=== Records supplied ===

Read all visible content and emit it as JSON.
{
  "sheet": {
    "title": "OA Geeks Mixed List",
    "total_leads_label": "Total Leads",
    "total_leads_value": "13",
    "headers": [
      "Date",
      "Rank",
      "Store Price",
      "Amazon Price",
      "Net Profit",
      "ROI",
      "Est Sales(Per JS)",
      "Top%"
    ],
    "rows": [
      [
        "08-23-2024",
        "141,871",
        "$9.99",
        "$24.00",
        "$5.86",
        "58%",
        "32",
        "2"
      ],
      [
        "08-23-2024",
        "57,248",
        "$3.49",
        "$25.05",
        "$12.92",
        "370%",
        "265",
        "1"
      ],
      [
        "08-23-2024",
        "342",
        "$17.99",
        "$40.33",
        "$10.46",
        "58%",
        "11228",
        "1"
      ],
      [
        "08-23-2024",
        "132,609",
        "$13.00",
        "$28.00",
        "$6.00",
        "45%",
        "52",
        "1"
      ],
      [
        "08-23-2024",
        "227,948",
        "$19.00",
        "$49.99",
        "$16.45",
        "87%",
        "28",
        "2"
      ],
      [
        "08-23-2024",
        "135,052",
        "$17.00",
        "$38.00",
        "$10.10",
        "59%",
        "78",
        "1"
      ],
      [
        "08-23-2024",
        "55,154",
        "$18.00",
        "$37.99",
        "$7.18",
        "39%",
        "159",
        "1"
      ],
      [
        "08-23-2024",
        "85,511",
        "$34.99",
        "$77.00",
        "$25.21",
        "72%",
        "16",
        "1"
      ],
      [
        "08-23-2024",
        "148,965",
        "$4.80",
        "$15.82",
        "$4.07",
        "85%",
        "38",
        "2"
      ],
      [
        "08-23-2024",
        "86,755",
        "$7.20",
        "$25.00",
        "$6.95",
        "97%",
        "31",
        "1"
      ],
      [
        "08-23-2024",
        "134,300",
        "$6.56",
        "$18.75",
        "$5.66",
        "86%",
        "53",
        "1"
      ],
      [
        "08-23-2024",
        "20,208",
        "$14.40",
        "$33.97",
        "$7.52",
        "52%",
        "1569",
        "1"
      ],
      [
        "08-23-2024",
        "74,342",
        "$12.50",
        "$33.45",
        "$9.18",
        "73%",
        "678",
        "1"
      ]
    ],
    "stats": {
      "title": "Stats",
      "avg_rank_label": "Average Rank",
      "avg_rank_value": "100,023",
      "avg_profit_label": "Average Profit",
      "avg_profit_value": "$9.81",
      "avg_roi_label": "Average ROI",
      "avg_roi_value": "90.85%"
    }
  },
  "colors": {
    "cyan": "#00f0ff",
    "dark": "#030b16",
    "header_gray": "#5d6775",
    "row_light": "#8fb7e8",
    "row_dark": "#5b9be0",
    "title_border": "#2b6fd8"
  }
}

===

### The task
From the first line to the last, retype the data exactly.

### Response
Read all visible content and emit it as JSON.
{
  "sheet": {
    "title": "OA Geeks Mixed List",
    "total_leads_label": "Total Leads",
    "total_leads_value": "13",
    "headers": [
      "Date",
      "Rank",
      "Store Price",
      "Amazon Price",
      "Net Profit",
      "ROI",
      "Est Sales(Per JS)",
      "Top%"
    ],
    "rows": [
      [
        "08-23-2024",
        "141,871",
        "$9.99",
        "$24.00",
        "$5.86",
        "58%",
        "32",
        "2"
      ],
      [
        "08-23-2024",
        "57,248",
        "$3.49",
        "$25.05",
        "$12.92",
        "370%",
        "265",
        "1"
      ],
      [
        "08-23-2024",
        "342",
        "$17.99",
        "$40.33",
        "$10.46",
        "58%",
        "11228",
        "1"
      ],
      [
        "08-23-2024",
        "132,609",
        "$13.00",
        "$28.00",
        "$6.00",
        "45%",
        "52",
        "1"
      ],
      [
        "08-23-2024",
        "227,948",
        "$19.00",
        "$49.99",
        "$16.45",
        "87%",
        "28",
        "2"
      ],
      [
        "08-23-2024",
        "135,052",
        "$17.00",
        "$38.00",
        "$10.10",
        "59%",
        "78",
        "1"
      ],
      [
        "08-23-2024",
        "55,154",
        "$18.00",
        "$37.99",
        "$7.18",
        "39%",
        "159",
        "1"
      ],
      [
        "08-23-2024",
        "85,511",
        "$34.99",
        "$77.00",
        "$25.21",
        "72%",
        "16",
        "1"
      ],
      [
        "08-23-2024",
        "148,965",
        "$4.80",
        "$15.82",
        "$4.07",
        "85%",
        "38",
        "2"
      ],
      [
        "08-23-2024",
        "86,755",
        "$7.20",
        "$25.00",
        "$6.95",
        "97%",
        "31",
        "1"
      ],
      [
        "08-23-2024",
        "134,300",
        "$6.56",
        "$18.75",
        "$5.66",
        "86%",
        "53",
        "1"
      ],
      [
        "08-23-2024",
        "20,208",
        "$14.40",
        "$33.97",
        "$7.52",
        "52%",
        "1569",
        "1"
      ],
      [
        "08-23-2024",
        "74,342",
        "$12.50",
        "$33.45",
        "$9.18",
        "73%",
        "678",
        "1"
      ]
    ],
    "stats": {
      "title": "Stats",
      "avg_rank_label": "Average Rank",
      "avg_rank_value": "100,023",
      "avg_profit_label": "Average Profit",
      "avg_profit_value": "$9.81",
      "avg_roi_label": "Average ROI",
      "avg_roi_value": "90.85%"
    }
  },
  "colors": {
    "cyan": "#00f0ff",
    "dark": "#030b16",
    "header_gray": "#5d6775",
    "row_light": "#8fb7e8",
    "row_dark": "#5b9be0",
    "title_border": "#2b6fd8"
  }
}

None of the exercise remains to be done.